» Aim of the exercise
Skip all pictures; return exactly the lines from the one containing "Extract the structured" through the end of the data.

» Data section
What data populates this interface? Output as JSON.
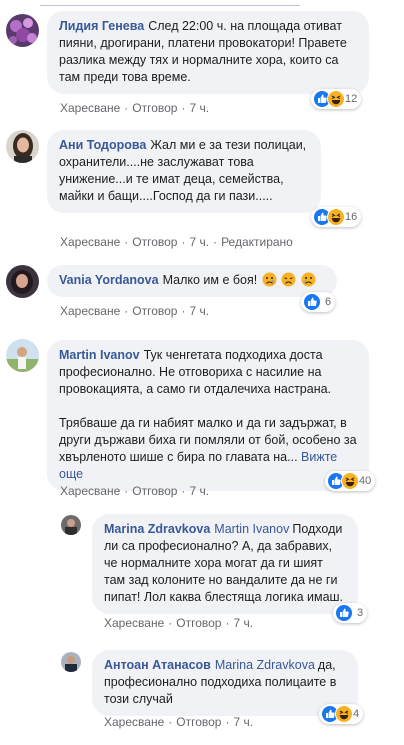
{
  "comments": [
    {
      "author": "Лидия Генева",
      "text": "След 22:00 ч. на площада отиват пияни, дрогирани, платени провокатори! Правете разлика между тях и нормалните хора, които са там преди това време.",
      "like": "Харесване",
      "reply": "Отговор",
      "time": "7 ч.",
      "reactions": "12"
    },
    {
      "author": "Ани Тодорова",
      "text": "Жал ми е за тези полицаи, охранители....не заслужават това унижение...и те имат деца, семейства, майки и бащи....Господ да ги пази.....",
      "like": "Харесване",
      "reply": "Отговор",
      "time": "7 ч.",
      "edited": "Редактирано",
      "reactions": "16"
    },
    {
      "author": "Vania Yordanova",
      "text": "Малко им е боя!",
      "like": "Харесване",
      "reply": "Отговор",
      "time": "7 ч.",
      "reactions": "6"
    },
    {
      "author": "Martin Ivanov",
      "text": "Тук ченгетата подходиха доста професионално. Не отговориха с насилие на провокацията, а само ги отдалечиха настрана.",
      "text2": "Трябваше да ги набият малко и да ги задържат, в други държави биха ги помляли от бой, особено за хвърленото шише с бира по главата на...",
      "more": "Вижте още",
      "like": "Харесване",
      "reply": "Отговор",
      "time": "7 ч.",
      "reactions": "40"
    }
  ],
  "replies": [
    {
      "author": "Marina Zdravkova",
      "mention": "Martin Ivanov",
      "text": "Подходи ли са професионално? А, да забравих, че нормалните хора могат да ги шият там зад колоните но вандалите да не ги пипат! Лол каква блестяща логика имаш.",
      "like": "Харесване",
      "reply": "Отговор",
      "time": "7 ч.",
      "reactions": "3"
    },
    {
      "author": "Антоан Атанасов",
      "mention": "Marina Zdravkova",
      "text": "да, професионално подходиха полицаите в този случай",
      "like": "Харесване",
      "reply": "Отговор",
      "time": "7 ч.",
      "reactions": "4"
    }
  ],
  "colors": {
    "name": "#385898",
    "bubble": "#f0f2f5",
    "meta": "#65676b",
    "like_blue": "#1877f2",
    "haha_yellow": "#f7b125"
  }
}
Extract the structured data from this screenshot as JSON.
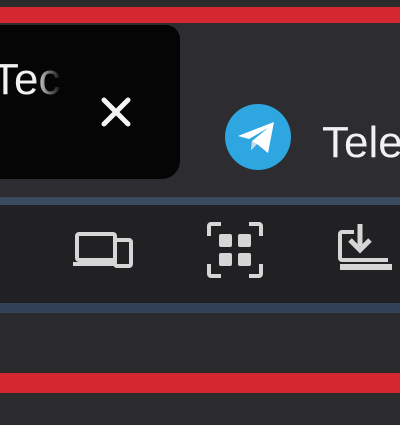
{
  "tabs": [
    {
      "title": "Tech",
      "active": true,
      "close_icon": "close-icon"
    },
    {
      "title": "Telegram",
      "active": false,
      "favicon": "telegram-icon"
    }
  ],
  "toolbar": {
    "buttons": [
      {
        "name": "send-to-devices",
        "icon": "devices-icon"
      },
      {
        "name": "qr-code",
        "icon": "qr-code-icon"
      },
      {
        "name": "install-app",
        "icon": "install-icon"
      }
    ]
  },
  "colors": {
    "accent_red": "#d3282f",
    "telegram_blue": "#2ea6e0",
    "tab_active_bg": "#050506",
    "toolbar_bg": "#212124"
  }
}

» Final result
Extract the structured data from this screenshot as JSON.
{
  "tabs": [
    {
      "title": "Tech",
      "active": true,
      "close_icon": "close-icon"
    },
    {
      "title": "Telegram",
      "active": false,
      "favicon": "telegram-icon"
    }
  ],
  "toolbar": {
    "buttons": [
      {
        "name": "send-to-devices",
        "icon": "devices-icon"
      },
      {
        "name": "qr-code",
        "icon": "qr-code-icon"
      },
      {
        "name": "install-app",
        "icon": "install-icon"
      }
    ]
  },
  "colors": {
    "accent_red": "#d3282f",
    "telegram_blue": "#2ea6e0",
    "tab_active_bg": "#050506",
    "toolbar_bg": "#212124"
  }
}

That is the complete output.